Records from a collection
_ _ _ _ _ _ _
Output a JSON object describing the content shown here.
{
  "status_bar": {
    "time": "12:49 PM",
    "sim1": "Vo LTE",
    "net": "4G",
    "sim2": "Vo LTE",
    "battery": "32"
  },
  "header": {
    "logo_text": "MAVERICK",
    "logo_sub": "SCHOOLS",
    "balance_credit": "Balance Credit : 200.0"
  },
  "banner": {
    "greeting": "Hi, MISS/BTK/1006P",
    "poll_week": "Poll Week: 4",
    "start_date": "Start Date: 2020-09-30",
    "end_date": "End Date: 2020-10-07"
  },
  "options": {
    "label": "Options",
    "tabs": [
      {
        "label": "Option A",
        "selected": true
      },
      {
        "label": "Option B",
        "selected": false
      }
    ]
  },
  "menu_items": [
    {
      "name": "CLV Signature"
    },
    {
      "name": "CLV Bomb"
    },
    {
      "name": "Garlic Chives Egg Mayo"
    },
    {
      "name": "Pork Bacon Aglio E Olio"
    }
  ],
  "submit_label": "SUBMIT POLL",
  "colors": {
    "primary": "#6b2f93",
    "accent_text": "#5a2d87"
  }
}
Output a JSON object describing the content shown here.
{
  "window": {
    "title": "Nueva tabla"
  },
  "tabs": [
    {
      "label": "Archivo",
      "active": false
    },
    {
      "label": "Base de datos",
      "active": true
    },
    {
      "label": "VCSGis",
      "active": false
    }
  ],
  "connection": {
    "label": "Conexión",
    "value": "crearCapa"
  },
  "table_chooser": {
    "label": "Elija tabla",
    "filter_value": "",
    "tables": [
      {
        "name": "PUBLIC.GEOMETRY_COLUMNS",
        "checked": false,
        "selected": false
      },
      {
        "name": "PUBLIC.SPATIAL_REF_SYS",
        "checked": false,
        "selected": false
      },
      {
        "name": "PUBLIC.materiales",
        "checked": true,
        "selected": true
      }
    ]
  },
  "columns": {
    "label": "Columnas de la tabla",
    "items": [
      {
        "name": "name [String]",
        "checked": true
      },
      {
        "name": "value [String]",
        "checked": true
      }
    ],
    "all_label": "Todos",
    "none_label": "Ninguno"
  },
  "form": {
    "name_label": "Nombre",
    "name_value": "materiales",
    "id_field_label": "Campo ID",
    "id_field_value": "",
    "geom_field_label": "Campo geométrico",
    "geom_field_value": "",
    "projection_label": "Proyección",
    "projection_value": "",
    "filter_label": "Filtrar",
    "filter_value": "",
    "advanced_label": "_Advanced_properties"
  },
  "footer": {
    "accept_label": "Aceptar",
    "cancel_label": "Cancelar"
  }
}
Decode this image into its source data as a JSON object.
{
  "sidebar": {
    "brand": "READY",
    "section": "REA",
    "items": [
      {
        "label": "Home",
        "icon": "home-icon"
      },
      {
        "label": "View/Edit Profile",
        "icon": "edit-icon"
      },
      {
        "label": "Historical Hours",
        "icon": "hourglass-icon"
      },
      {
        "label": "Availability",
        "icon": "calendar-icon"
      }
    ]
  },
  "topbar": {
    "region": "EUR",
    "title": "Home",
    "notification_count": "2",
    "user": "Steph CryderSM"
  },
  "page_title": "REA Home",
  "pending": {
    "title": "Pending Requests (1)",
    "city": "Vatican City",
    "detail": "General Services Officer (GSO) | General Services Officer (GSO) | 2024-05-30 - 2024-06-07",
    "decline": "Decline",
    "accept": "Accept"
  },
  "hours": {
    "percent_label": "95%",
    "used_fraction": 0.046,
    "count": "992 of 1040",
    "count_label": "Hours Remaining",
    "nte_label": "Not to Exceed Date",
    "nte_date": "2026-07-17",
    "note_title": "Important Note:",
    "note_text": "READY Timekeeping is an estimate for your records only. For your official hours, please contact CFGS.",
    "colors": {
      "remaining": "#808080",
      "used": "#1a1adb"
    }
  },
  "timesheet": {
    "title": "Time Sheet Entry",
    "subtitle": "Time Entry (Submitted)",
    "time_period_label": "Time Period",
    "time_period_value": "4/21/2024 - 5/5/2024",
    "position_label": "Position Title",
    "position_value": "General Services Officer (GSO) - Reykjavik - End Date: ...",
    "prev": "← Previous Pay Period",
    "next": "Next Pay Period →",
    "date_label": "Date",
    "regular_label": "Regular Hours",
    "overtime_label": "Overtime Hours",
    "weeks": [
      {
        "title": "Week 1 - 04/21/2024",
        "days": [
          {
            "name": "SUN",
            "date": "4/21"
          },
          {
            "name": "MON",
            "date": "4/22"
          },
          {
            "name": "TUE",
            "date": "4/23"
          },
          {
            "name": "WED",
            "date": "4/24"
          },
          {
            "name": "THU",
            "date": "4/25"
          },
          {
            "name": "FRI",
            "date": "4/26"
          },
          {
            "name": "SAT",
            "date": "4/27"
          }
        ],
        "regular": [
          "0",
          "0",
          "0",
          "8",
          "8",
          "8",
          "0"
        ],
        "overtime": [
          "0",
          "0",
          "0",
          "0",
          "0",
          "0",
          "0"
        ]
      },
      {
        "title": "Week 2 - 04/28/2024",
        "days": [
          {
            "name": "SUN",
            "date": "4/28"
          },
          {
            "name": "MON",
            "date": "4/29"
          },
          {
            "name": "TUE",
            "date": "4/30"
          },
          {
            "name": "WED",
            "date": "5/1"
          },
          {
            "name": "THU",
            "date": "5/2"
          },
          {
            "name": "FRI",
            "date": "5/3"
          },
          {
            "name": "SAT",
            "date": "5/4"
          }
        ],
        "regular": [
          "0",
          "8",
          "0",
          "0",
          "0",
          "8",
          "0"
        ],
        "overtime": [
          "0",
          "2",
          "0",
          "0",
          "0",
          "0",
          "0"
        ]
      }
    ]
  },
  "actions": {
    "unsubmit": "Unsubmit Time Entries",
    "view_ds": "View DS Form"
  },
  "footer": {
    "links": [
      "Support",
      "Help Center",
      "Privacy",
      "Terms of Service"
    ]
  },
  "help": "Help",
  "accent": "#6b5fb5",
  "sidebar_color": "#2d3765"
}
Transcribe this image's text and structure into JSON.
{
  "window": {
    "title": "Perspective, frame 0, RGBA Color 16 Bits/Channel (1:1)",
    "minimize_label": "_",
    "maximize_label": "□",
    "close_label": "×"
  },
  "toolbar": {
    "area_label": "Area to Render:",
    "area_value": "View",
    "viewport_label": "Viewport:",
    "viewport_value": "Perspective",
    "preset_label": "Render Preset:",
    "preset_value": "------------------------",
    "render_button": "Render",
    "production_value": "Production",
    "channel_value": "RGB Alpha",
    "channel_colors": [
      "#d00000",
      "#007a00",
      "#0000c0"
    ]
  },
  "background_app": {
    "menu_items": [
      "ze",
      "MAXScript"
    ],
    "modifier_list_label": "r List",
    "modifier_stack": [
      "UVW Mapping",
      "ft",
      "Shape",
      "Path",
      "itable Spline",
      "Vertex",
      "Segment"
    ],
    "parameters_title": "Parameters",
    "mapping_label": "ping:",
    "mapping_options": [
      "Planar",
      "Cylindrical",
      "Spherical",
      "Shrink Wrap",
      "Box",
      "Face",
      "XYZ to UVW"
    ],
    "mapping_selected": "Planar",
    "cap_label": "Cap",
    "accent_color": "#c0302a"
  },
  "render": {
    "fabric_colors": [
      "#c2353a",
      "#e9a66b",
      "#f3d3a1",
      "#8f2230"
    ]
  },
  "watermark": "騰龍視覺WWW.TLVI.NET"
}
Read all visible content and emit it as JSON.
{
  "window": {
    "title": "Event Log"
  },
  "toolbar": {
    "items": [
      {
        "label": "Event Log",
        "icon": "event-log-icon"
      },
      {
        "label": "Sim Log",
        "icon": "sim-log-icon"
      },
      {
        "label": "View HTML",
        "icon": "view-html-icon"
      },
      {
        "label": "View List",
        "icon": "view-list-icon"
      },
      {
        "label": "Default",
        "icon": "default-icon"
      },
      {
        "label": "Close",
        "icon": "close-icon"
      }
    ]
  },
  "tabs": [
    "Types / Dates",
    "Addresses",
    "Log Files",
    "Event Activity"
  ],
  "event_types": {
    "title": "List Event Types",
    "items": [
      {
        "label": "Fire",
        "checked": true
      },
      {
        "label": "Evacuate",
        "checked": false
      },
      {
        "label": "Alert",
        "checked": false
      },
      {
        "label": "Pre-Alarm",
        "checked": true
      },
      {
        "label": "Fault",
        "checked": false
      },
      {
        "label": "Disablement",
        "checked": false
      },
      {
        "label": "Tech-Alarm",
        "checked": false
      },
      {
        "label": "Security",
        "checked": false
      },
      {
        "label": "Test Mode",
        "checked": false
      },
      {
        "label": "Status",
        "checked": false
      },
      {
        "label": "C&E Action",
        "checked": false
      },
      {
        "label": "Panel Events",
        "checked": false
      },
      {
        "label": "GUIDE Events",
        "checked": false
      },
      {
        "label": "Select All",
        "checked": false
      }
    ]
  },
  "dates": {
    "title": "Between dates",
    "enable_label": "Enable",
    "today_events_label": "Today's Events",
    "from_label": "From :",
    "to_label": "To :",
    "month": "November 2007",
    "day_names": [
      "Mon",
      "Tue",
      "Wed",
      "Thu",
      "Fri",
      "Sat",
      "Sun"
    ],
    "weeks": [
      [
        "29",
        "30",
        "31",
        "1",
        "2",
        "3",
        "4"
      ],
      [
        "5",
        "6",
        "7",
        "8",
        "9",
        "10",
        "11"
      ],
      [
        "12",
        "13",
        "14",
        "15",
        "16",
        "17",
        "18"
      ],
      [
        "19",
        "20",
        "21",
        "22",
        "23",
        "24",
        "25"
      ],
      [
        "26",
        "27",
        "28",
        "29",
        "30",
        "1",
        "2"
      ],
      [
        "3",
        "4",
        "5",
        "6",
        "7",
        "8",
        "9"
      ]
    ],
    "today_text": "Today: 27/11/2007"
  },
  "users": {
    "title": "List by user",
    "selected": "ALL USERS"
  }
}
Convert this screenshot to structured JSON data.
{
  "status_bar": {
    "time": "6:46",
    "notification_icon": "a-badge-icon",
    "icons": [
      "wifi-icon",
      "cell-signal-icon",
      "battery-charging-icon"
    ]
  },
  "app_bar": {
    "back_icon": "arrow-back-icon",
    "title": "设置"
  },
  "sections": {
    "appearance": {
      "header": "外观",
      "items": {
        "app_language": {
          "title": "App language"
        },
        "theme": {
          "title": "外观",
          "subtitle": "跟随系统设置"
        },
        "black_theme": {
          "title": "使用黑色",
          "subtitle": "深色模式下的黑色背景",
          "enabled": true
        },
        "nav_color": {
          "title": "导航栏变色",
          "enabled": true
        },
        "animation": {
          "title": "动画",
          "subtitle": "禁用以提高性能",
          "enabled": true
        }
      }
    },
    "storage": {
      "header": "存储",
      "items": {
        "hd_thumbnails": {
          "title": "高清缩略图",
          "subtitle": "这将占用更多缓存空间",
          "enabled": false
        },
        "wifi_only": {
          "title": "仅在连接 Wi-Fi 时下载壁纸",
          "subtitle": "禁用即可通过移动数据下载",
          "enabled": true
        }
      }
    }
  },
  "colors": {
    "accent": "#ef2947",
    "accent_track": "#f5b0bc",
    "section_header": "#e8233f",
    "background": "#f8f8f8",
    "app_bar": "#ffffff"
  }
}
_ _ _ _ _ _ _
Prompt: Reply with the number of lines in the data that include the string "image" and nothing else.

Solution to this problem: 2